WHAT YOU WILL DO –
An exact restatement of the data is required, with the images omitted.

[Items from a figure collection]
---
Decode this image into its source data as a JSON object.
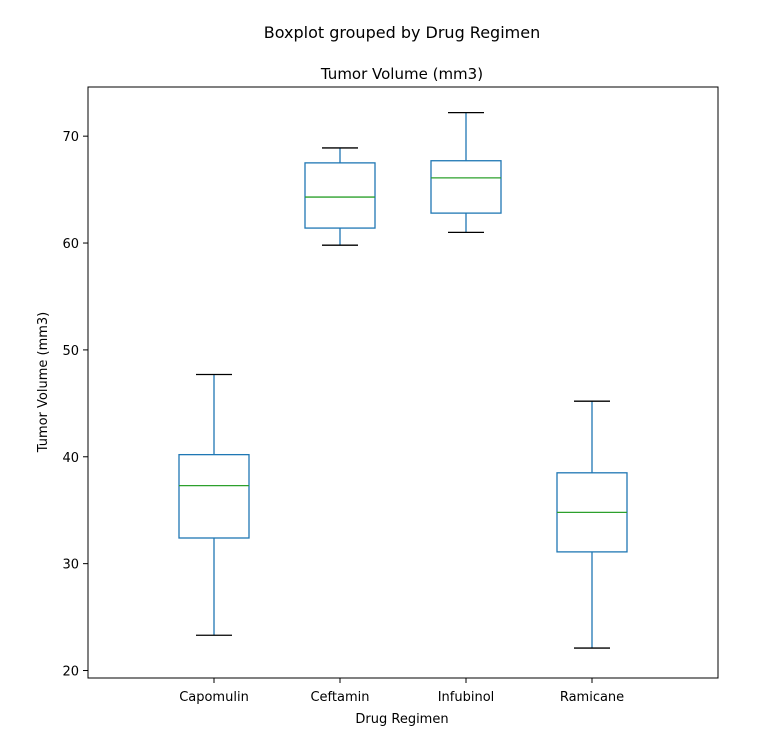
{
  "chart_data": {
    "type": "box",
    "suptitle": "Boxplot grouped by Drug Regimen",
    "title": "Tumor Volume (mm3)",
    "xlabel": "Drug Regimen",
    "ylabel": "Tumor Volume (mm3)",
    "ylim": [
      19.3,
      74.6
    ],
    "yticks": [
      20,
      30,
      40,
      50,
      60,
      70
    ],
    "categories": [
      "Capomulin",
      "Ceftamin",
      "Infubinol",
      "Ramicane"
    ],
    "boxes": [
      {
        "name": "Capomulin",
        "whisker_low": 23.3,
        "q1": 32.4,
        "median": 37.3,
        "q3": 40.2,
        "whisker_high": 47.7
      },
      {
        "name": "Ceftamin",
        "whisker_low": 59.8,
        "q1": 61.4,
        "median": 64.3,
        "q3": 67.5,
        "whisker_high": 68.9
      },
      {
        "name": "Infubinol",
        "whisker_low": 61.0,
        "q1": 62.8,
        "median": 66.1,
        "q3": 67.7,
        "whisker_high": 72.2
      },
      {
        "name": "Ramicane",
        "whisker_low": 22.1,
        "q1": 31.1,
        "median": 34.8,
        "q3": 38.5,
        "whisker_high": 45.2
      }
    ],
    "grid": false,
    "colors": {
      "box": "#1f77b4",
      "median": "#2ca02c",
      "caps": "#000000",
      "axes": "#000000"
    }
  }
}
---
EXERCISE RESULT –
Decode this image into its source data as a JSON object.
{
  "chart_data": {
    "type": "box",
    "suptitle": "Boxplot grouped by Drug Regimen",
    "title": "Tumor Volume (mm3)",
    "xlabel": "Drug Regimen",
    "ylabel": "Tumor Volume (mm3)",
    "ylim": [
      19.3,
      74.6
    ],
    "yticks": [
      20,
      30,
      40,
      50,
      60,
      70
    ],
    "categories": [
      "Capomulin",
      "Ceftamin",
      "Infubinol",
      "Ramicane"
    ],
    "boxes": [
      {
        "name": "Capomulin",
        "whisker_low": 23.3,
        "q1": 32.4,
        "median": 37.3,
        "q3": 40.2,
        "whisker_high": 47.7
      },
      {
        "name": "Ceftamin",
        "whisker_low": 59.8,
        "q1": 61.4,
        "median": 64.3,
        "q3": 67.5,
        "whisker_high": 68.9
      },
      {
        "name": "Infubinol",
        "whisker_low": 61.0,
        "q1": 62.8,
        "median": 66.1,
        "q3": 67.7,
        "whisker_high": 72.2
      },
      {
        "name": "Ramicane",
        "whisker_low": 22.1,
        "q1": 31.1,
        "median": 34.8,
        "q3": 38.5,
        "whisker_high": 45.2
      }
    ],
    "grid": false,
    "colors": {
      "box": "#1f77b4",
      "median": "#2ca02c",
      "caps": "#000000",
      "axes": "#000000"
    }
  }
}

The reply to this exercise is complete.